Exercise prompt:
Lift every line from the entries that includes the word "İrmik".

Available records:

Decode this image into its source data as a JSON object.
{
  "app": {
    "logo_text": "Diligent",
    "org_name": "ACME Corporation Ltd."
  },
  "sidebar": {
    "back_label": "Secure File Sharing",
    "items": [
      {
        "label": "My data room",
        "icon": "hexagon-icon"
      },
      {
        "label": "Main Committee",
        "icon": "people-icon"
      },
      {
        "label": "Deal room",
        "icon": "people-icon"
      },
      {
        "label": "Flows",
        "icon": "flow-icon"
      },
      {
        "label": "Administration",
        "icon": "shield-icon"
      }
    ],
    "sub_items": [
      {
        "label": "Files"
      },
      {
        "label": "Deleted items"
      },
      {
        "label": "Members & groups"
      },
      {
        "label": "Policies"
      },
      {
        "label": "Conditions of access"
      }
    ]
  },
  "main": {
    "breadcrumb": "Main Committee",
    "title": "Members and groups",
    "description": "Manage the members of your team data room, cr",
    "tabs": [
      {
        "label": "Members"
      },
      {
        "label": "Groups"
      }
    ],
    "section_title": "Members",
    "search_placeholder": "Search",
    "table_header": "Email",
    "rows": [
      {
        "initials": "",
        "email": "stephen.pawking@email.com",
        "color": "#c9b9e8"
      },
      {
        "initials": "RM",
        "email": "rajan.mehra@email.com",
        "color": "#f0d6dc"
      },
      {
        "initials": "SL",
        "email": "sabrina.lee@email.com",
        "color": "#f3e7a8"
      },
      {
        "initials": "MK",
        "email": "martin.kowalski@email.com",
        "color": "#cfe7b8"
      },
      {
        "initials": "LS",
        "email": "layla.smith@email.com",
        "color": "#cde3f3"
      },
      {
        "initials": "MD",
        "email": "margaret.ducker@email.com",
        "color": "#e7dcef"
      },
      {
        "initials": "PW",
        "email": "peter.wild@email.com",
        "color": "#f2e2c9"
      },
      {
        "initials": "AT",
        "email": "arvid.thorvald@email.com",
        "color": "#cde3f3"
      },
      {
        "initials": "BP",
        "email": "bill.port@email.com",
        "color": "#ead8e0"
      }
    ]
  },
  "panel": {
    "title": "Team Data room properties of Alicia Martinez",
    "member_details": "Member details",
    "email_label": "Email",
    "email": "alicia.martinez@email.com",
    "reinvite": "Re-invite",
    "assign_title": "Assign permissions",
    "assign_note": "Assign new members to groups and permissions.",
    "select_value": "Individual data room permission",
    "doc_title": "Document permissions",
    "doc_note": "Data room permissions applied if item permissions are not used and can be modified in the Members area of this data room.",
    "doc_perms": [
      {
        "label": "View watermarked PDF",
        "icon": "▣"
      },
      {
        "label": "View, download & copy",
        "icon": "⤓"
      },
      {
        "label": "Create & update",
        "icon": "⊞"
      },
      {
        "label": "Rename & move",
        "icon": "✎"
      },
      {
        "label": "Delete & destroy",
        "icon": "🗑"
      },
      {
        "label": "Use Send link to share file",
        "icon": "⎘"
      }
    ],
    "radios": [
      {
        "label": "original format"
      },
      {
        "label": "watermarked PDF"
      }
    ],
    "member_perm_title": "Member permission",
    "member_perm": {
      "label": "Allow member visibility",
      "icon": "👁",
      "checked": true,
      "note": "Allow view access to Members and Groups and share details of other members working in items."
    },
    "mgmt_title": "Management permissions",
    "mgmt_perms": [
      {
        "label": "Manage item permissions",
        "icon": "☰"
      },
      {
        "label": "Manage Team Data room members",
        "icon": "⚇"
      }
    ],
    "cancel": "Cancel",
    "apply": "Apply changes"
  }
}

...

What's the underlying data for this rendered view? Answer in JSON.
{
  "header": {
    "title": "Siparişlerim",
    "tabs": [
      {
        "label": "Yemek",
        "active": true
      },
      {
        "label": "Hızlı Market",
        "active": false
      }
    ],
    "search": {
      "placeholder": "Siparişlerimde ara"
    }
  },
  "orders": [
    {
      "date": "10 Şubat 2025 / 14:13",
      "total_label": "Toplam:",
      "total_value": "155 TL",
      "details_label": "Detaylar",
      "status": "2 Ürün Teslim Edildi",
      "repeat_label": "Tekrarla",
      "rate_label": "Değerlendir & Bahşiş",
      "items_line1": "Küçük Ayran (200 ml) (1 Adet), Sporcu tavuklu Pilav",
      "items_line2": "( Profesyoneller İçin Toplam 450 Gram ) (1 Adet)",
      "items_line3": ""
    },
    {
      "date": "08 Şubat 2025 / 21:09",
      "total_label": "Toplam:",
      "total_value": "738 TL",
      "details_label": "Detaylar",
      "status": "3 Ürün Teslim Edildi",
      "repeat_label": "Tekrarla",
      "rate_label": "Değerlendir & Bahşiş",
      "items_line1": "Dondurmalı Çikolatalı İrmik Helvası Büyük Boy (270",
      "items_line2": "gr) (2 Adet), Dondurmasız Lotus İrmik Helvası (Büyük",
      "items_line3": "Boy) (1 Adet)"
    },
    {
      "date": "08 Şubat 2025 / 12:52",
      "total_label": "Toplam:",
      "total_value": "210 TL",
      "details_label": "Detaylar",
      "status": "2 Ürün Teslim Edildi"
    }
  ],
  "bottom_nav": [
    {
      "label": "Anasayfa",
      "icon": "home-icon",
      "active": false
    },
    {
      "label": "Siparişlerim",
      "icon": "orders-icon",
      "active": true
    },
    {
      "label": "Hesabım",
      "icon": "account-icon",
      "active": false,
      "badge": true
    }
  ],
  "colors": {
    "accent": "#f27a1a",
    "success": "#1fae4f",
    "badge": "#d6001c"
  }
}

Answer:
      "items_line1": "Dondurmalı Çikolatalı İrmik Helvası Büyük Boy (270",
      "items_line2": "gr) (2 Adet), Dondurmasız Lotus İrmik Helvası (Büyük",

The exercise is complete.